-- BEGIN Listing --
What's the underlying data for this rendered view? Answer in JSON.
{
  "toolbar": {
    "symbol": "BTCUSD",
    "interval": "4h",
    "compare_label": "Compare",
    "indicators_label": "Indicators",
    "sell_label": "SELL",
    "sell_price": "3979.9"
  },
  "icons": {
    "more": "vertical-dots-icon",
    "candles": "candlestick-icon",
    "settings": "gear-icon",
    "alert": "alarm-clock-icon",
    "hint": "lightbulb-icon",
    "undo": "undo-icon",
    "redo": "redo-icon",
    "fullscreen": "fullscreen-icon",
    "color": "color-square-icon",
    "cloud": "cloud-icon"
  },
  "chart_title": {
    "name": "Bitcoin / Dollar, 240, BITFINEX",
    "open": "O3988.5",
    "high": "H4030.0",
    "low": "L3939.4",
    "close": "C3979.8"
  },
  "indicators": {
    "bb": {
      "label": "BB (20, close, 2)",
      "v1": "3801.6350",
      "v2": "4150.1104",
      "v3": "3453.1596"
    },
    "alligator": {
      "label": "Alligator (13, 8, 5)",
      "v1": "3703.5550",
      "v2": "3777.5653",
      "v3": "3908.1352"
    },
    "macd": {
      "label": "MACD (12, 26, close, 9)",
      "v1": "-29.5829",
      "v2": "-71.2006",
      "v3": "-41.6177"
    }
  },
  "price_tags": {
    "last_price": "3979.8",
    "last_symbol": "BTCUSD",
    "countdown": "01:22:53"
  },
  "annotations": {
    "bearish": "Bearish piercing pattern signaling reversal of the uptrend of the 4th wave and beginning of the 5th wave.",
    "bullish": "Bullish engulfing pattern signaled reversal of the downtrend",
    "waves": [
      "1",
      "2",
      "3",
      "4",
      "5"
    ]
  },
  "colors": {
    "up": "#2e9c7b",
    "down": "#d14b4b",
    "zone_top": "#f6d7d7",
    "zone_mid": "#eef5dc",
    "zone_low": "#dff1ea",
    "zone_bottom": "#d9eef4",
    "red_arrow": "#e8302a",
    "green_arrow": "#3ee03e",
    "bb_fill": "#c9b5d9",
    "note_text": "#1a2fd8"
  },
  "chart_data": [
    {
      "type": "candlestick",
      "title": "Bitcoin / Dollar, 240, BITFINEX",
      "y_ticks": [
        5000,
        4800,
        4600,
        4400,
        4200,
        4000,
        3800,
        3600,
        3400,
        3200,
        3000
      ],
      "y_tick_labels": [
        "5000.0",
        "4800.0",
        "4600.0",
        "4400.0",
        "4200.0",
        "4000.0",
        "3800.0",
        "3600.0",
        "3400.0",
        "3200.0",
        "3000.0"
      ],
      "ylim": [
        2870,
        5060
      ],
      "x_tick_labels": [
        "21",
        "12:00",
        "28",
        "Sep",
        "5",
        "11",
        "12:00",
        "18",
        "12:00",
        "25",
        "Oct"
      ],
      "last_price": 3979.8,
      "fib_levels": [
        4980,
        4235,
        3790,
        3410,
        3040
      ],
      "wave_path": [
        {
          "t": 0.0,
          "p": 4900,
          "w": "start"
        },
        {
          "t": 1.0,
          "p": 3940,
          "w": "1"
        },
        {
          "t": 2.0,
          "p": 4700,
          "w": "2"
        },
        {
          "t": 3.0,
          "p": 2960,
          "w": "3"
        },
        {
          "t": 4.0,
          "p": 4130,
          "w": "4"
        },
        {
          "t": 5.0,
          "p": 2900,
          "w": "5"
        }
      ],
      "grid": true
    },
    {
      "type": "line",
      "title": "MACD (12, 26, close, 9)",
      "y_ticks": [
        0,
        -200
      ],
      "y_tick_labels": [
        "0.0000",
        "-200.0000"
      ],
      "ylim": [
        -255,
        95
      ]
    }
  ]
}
-- END Listing --
### Instructions for the task
Copy the entries above exactly, leaving none out.

### Solution for this task
What's the underlying data for this rendered view? Answer in JSON.
{
  "toolbar": {
    "symbol": "BTCUSD",
    "interval": "4h",
    "compare_label": "Compare",
    "indicators_label": "Indicators",
    "sell_label": "SELL",
    "sell_price": "3979.9"
  },
  "icons": {
    "more": "vertical-dots-icon",
    "candles": "candlestick-icon",
    "settings": "gear-icon",
    "alert": "alarm-clock-icon",
    "hint": "lightbulb-icon",
    "undo": "undo-icon",
    "redo": "redo-icon",
    "fullscreen": "fullscreen-icon",
    "color": "color-square-icon",
    "cloud": "cloud-icon"
  },
  "chart_title": {
    "name": "Bitcoin / Dollar, 240, BITFINEX",
    "open": "O3988.5",
    "high": "H4030.0",
    "low": "L3939.4",
    "close": "C3979.8"
  },
  "indicators": {
    "bb": {
      "label": "BB (20, close, 2)",
      "v1": "3801.6350",
      "v2": "4150.1104",
      "v3": "3453.1596"
    },
    "alligator": {
      "label": "Alligator (13, 8, 5)",
      "v1": "3703.5550",
      "v2": "3777.5653",
      "v3": "3908.1352"
    },
    "macd": {
      "label": "MACD (12, 26, close, 9)",
      "v1": "-29.5829",
      "v2": "-71.2006",
      "v3": "-41.6177"
    }
  },
  "price_tags": {
    "last_price": "3979.8",
    "last_symbol": "BTCUSD",
    "countdown": "01:22:53"
  },
  "annotations": {
    "bearish": "Bearish piercing pattern signaling reversal of the uptrend of the 4th wave and beginning of the 5th wave.",
    "bullish": "Bullish engulfing pattern signaled reversal of the downtrend",
    "waves": [
      "1",
      "2",
      "3",
      "4",
      "5"
    ]
  },
  "colors": {
    "up": "#2e9c7b",
    "down": "#d14b4b",
    "zone_top": "#f6d7d7",
    "zone_mid": "#eef5dc",
    "zone_low": "#dff1ea",
    "zone_bottom": "#d9eef4",
    "red_arrow": "#e8302a",
    "green_arrow": "#3ee03e",
    "bb_fill": "#c9b5d9",
    "note_text": "#1a2fd8"
  },
  "chart_data": [
    {
      "type": "candlestick",
      "title": "Bitcoin / Dollar, 240, BITFINEX",
      "y_ticks": [
        5000,
        4800,
        4600,
        4400,
        4200,
        4000,
        3800,
        3600,
        3400,
        3200,
        3000
      ],
      "y_tick_labels": [
        "5000.0",
        "4800.0",
        "4600.0",
        "4400.0",
        "4200.0",
        "4000.0",
        "3800.0",
        "3600.0",
        "3400.0",
        "3200.0",
        "3000.0"
      ],
      "ylim": [
        2870,
        5060
      ],
      "x_tick_labels": [
        "21",
        "12:00",
        "28",
        "Sep",
        "5",
        "11",
        "12:00",
        "18",
        "12:00",
        "25",
        "Oct"
      ],
      "last_price": 3979.8,
      "fib_levels": [
        4980,
        4235,
        3790,
        3410,
        3040
      ],
      "wave_path": [
        {
          "t": 0.0,
          "p": 4900,
          "w": "start"
        },
        {
          "t": 1.0,
          "p": 3940,
          "w": "1"
        },
        {
          "t": 2.0,
          "p": 4700,
          "w": "2"
        },
        {
          "t": 3.0,
          "p": 2960,
          "w": "3"
        },
        {
          "t": 4.0,
          "p": 4130,
          "w": "4"
        },
        {
          "t": 5.0,
          "p": 2900,
          "w": "5"
        }
      ],
      "grid": true
    },
    {
      "type": "line",
      "title": "MACD (12, 26, close, 9)",
      "y_ticks": [
        0,
        -200
      ],
      "y_tick_labels": [
        "0.0000",
        "-200.0000"
      ],
      "ylim": [
        -255,
        95
      ]
    }
  ]
}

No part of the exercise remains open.